[Figure dataset records]
▬▬▬▬▬▬▬▬▬▬

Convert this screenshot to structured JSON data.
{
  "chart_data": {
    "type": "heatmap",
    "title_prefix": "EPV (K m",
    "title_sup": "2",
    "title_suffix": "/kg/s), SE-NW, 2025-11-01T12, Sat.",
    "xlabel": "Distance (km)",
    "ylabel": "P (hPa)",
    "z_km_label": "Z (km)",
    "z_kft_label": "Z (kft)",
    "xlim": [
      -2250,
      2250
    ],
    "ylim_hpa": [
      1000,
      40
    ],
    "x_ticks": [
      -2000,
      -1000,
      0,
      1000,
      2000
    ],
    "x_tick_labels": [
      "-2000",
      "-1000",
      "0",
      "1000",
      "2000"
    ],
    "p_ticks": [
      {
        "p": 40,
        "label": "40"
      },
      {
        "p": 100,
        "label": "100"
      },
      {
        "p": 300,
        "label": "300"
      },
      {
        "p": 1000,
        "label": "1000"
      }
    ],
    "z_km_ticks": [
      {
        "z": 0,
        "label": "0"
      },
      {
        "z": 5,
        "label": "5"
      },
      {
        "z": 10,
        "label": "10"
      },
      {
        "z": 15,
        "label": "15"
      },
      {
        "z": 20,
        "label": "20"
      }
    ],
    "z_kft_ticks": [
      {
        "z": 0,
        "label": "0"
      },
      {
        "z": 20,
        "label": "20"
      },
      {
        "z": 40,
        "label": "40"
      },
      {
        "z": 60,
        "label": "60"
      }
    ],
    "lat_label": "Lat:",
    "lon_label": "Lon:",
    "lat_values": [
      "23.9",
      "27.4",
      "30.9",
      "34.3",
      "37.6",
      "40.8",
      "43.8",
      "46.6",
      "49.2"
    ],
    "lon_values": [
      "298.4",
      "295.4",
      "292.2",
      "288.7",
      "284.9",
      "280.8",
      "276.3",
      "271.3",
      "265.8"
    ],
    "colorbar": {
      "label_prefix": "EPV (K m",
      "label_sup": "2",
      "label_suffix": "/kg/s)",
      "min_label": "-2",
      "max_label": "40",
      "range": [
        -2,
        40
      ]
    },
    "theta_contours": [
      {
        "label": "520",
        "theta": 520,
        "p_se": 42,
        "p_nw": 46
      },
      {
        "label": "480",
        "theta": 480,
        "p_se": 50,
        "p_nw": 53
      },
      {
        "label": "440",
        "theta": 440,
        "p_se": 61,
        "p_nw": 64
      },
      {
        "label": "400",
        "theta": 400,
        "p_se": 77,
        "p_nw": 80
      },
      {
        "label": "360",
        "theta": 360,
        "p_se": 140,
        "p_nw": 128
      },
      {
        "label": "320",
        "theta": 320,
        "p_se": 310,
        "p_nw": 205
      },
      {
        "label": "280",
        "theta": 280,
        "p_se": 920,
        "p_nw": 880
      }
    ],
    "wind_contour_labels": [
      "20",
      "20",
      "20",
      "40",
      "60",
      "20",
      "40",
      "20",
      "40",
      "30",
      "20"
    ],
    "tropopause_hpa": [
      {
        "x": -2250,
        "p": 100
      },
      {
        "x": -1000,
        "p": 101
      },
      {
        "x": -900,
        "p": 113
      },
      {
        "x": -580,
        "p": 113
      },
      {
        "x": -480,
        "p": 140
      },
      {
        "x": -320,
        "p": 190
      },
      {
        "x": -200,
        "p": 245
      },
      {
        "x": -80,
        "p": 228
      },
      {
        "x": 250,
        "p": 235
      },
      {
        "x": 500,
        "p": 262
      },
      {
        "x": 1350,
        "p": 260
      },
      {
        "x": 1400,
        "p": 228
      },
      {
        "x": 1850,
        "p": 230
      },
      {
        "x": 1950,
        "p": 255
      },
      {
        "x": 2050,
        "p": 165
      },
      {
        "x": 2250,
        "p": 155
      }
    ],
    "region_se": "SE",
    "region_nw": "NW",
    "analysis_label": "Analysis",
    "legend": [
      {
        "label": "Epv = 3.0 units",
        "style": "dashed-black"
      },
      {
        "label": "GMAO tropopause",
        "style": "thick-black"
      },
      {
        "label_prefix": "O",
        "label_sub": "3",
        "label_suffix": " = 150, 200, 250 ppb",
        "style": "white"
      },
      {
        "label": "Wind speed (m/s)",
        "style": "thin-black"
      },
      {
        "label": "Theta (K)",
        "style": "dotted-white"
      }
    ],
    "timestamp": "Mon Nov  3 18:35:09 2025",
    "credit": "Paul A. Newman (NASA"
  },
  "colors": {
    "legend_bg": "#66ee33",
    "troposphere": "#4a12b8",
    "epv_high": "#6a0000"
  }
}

▬▬▬▬▬▬▬▬▬▬

#### [What the exercise asks]
Search the data for "style". Copy every line that has it.

#### [Answer to this exercise]
        "style": "dashed-black"
        "style": "thick-black"
        "style": "white"
        "style": "thin-black"
        "style": "dotted-white"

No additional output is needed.